[Collected data]
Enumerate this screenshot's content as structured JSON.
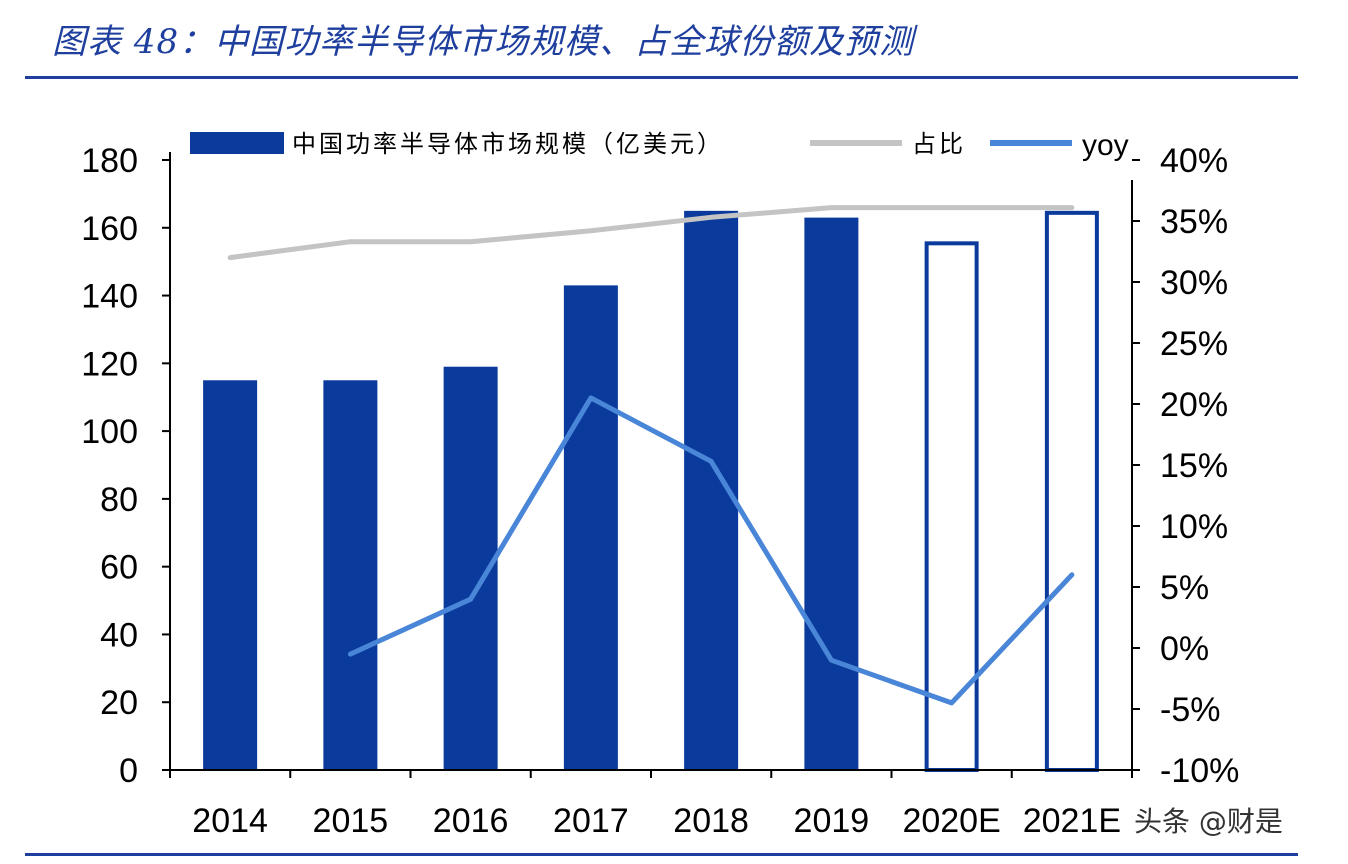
{
  "figure": {
    "title": "图表 48：中国功率半导体市场规模、占全球份额及预测",
    "watermark": "头条 @财是"
  },
  "colors": {
    "bar": "#0a3a9b",
    "share_line": "#c4c4c4",
    "yoy_line": "#4a86d8",
    "title": "#1f3f9e",
    "axis": "#000000"
  },
  "chart_data": {
    "type": "bar",
    "categories": [
      "2014",
      "2015",
      "2016",
      "2017",
      "2018",
      "2019",
      "2020E",
      "2021E"
    ],
    "series": [
      {
        "name": "中国功率半导体市场规模（亿美元）",
        "type": "bar",
        "axis": "left",
        "values": [
          115,
          115,
          119,
          143,
          165,
          163,
          156,
          165
        ],
        "forecast": [
          false,
          false,
          false,
          false,
          false,
          false,
          true,
          true
        ]
      },
      {
        "name": "占比",
        "type": "line",
        "axis": "right",
        "values": [
          0.32,
          0.333,
          0.333,
          0.342,
          0.353,
          0.361,
          0.361,
          0.361
        ]
      },
      {
        "name": "yoy",
        "type": "line",
        "axis": "right",
        "values": [
          null,
          -0.005,
          0.04,
          0.205,
          0.153,
          -0.01,
          -0.045,
          0.06
        ]
      }
    ],
    "y_left": {
      "min": 0,
      "max": 180,
      "step": 20,
      "ticks": [
        "0",
        "20",
        "40",
        "60",
        "80",
        "100",
        "120",
        "140",
        "160",
        "180"
      ]
    },
    "y_right": {
      "min": -0.1,
      "max": 0.4,
      "step": 0.05,
      "ticks": [
        "-10%",
        "-5%",
        "0%",
        "5%",
        "10%",
        "15%",
        "20%",
        "25%",
        "30%",
        "35%",
        "40%"
      ]
    },
    "xlabel": "",
    "ylabel": "",
    "legend_position": "top",
    "grid": false
  }
}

» TASK DESCRIPTION:
Using the records above, output their complete text exactly, minus any images.

» THE COMPLETED TASK:
Enumerate this screenshot's content as structured JSON.
{
  "figure": {
    "title": "图表 48：中国功率半导体市场规模、占全球份额及预测",
    "watermark": "头条 @财是"
  },
  "colors": {
    "bar": "#0a3a9b",
    "share_line": "#c4c4c4",
    "yoy_line": "#4a86d8",
    "title": "#1f3f9e",
    "axis": "#000000"
  },
  "chart_data": {
    "type": "bar",
    "categories": [
      "2014",
      "2015",
      "2016",
      "2017",
      "2018",
      "2019",
      "2020E",
      "2021E"
    ],
    "series": [
      {
        "name": "中国功率半导体市场规模（亿美元）",
        "type": "bar",
        "axis": "left",
        "values": [
          115,
          115,
          119,
          143,
          165,
          163,
          156,
          165
        ],
        "forecast": [
          false,
          false,
          false,
          false,
          false,
          false,
          true,
          true
        ]
      },
      {
        "name": "占比",
        "type": "line",
        "axis": "right",
        "values": [
          0.32,
          0.333,
          0.333,
          0.342,
          0.353,
          0.361,
          0.361,
          0.361
        ]
      },
      {
        "name": "yoy",
        "type": "line",
        "axis": "right",
        "values": [
          null,
          -0.005,
          0.04,
          0.205,
          0.153,
          -0.01,
          -0.045,
          0.06
        ]
      }
    ],
    "y_left": {
      "min": 0,
      "max": 180,
      "step": 20,
      "ticks": [
        "0",
        "20",
        "40",
        "60",
        "80",
        "100",
        "120",
        "140",
        "160",
        "180"
      ]
    },
    "y_right": {
      "min": -0.1,
      "max": 0.4,
      "step": 0.05,
      "ticks": [
        "-10%",
        "-5%",
        "0%",
        "5%",
        "10%",
        "15%",
        "20%",
        "25%",
        "30%",
        "35%",
        "40%"
      ]
    },
    "xlabel": "",
    "ylabel": "",
    "legend_position": "top",
    "grid": false
  }
}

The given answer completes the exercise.